### [Given task]
Scan the data. Collect each line that contains the word "trade".

---*---

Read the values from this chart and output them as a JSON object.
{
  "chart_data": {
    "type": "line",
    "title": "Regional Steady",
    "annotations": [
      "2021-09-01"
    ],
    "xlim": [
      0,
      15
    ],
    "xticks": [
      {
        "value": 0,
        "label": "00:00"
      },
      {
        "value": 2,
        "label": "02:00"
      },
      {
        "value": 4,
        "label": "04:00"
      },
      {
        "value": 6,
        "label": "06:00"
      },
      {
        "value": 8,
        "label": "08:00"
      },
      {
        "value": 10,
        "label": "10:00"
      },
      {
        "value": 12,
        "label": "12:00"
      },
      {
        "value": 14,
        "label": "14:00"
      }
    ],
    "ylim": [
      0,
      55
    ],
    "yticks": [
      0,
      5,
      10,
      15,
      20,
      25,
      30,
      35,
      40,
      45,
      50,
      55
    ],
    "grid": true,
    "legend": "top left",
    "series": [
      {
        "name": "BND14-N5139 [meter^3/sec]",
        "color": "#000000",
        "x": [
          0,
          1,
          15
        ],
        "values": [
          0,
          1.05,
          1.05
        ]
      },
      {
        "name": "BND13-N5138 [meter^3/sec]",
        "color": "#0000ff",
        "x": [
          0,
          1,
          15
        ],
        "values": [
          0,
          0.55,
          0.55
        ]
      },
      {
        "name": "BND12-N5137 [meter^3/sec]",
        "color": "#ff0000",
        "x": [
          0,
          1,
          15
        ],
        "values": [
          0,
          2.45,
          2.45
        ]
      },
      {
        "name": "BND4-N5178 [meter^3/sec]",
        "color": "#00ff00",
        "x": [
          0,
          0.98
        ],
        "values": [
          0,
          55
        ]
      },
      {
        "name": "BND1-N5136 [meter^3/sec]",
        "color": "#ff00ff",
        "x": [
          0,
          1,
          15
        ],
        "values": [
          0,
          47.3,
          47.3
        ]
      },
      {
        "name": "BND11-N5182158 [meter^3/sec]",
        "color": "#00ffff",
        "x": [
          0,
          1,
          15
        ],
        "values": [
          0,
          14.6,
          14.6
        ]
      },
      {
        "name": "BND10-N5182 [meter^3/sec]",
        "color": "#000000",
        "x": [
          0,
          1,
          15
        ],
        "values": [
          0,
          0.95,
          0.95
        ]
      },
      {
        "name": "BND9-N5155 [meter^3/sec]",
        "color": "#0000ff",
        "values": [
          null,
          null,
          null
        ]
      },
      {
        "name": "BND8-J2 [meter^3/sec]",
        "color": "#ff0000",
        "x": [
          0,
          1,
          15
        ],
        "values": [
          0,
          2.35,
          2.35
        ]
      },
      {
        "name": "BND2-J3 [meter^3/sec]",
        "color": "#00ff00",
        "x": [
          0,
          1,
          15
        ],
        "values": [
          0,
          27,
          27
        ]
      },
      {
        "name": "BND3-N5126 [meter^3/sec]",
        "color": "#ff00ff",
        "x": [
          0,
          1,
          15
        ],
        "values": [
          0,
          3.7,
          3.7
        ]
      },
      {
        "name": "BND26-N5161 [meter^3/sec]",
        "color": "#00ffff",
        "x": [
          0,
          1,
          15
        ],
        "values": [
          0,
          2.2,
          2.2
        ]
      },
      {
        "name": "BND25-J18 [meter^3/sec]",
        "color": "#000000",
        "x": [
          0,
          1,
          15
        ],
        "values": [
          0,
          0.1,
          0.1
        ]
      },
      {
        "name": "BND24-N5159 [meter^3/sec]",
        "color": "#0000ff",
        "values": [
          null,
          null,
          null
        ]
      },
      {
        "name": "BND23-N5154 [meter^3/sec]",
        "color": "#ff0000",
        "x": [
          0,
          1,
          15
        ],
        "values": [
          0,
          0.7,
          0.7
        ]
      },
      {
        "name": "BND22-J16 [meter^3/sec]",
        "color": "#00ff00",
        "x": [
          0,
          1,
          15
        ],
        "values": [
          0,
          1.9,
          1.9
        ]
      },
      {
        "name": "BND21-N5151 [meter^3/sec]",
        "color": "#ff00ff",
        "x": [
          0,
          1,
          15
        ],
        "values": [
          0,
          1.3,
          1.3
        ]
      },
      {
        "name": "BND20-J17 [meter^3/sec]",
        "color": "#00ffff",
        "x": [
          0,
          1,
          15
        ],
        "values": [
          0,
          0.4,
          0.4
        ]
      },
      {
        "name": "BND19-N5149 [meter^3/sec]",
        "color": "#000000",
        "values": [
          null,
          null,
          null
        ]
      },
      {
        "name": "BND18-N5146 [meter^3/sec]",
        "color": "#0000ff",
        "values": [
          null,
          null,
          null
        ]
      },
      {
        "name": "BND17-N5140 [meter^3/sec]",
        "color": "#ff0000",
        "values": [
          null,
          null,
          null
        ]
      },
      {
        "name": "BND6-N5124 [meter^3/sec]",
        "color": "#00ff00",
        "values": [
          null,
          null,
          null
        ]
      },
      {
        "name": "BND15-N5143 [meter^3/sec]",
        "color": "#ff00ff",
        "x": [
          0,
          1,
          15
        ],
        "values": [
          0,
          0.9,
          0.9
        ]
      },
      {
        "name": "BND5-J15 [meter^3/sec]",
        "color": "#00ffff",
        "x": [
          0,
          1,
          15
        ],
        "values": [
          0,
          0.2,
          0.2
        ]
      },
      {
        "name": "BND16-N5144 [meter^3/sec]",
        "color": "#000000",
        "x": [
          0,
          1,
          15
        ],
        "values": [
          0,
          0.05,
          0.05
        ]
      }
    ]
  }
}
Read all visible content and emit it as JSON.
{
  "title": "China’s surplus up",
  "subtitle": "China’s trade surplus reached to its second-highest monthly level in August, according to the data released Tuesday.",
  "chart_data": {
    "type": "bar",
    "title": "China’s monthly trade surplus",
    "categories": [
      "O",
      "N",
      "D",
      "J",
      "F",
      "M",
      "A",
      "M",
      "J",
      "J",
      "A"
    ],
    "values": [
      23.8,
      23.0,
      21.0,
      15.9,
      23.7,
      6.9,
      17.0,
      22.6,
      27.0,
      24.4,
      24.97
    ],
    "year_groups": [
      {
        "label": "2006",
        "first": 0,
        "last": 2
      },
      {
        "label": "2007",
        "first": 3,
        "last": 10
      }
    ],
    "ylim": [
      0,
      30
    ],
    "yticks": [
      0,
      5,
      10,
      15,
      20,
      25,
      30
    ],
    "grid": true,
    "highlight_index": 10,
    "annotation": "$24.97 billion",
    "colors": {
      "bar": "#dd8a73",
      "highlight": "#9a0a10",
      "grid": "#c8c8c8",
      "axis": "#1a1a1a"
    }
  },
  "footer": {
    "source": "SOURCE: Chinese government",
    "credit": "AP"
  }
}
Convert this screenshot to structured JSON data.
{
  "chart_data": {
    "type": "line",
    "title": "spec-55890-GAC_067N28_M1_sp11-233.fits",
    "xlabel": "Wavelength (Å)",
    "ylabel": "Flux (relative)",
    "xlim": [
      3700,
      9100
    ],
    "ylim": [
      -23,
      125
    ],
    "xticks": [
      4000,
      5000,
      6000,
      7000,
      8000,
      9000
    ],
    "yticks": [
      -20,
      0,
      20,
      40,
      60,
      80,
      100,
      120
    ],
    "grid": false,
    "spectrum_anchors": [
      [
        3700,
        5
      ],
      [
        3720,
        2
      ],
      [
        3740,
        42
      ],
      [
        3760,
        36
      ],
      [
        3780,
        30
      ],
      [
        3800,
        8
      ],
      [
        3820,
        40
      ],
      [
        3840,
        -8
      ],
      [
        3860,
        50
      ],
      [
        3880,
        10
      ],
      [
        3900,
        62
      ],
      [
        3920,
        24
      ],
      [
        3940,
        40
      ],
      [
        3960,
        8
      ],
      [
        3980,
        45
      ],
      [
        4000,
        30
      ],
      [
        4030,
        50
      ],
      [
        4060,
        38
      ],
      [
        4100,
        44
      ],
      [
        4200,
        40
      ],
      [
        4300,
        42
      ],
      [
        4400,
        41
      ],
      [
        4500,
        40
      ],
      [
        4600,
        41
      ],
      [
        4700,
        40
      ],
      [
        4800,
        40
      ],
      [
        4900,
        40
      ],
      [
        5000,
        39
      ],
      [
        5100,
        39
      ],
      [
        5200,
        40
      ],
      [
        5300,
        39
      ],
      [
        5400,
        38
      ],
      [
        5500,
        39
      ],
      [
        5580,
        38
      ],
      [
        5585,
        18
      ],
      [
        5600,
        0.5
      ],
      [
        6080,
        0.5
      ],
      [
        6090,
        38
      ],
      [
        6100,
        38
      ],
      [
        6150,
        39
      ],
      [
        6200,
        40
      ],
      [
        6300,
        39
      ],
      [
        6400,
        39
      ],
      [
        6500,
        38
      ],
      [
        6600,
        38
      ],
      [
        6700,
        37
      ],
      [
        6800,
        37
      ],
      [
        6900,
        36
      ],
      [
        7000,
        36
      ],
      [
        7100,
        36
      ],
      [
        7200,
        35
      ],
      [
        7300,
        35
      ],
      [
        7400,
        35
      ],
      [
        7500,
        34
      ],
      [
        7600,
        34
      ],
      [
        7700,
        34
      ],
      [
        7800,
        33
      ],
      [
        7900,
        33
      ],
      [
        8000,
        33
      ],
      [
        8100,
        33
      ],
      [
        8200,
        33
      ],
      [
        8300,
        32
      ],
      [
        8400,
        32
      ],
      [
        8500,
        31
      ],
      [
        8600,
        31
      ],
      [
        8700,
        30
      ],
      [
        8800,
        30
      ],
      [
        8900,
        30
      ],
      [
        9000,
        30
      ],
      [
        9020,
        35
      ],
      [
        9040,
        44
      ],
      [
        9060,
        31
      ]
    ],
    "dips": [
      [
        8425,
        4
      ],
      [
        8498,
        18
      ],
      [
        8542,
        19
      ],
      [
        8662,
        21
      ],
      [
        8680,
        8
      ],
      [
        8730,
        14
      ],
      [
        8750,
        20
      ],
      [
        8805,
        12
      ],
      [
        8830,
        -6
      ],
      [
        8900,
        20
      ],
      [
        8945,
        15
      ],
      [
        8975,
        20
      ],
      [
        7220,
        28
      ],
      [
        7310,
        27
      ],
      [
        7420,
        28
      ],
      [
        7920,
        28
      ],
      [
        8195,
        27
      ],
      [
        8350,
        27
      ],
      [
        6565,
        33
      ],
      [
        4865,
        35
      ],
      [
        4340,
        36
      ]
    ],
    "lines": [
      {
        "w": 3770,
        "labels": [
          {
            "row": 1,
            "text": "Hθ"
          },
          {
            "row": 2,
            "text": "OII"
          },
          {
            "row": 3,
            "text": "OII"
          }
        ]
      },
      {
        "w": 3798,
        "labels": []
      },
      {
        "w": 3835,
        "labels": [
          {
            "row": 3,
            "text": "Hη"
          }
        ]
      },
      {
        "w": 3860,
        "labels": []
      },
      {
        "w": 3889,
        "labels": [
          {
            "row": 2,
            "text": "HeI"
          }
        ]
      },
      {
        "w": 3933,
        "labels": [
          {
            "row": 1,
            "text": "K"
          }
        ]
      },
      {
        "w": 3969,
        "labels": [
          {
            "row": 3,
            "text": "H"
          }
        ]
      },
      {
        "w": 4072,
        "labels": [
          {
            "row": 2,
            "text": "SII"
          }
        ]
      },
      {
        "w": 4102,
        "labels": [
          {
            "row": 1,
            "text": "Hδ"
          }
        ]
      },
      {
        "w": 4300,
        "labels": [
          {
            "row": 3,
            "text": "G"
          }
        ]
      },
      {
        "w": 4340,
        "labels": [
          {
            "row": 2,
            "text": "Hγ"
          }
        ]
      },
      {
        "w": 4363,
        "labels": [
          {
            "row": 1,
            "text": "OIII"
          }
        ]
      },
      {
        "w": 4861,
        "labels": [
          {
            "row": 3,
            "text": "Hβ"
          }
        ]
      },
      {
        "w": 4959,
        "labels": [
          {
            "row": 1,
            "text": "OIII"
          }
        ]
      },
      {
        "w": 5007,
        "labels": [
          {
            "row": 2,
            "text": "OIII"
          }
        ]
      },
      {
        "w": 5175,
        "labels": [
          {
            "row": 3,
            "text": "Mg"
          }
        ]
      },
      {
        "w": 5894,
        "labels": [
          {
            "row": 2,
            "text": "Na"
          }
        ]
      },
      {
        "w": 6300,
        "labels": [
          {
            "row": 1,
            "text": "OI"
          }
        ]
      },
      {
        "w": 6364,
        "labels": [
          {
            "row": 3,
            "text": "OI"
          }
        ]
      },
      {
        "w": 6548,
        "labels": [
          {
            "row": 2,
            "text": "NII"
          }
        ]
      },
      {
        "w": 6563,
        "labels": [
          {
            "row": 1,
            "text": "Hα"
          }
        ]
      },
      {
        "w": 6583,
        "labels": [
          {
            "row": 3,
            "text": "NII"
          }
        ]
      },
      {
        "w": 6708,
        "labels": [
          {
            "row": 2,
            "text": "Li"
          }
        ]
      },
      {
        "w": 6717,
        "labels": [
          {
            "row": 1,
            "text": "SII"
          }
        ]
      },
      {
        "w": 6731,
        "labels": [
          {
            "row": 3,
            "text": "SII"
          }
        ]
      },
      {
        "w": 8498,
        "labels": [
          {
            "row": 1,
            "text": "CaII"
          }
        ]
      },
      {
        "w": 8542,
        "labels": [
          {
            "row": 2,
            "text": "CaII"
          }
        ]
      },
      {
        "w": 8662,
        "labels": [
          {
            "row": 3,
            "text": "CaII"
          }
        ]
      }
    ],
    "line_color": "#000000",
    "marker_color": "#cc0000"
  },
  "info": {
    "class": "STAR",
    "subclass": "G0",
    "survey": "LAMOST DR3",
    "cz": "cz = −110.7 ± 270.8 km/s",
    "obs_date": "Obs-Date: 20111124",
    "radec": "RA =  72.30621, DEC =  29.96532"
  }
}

---*---

### [Response to this exercise]
  "subtitle": "China’s trade surplus reached to its second-highest monthly level in August, according to the data released Tuesday.",
    "title": "China’s monthly trade surplus",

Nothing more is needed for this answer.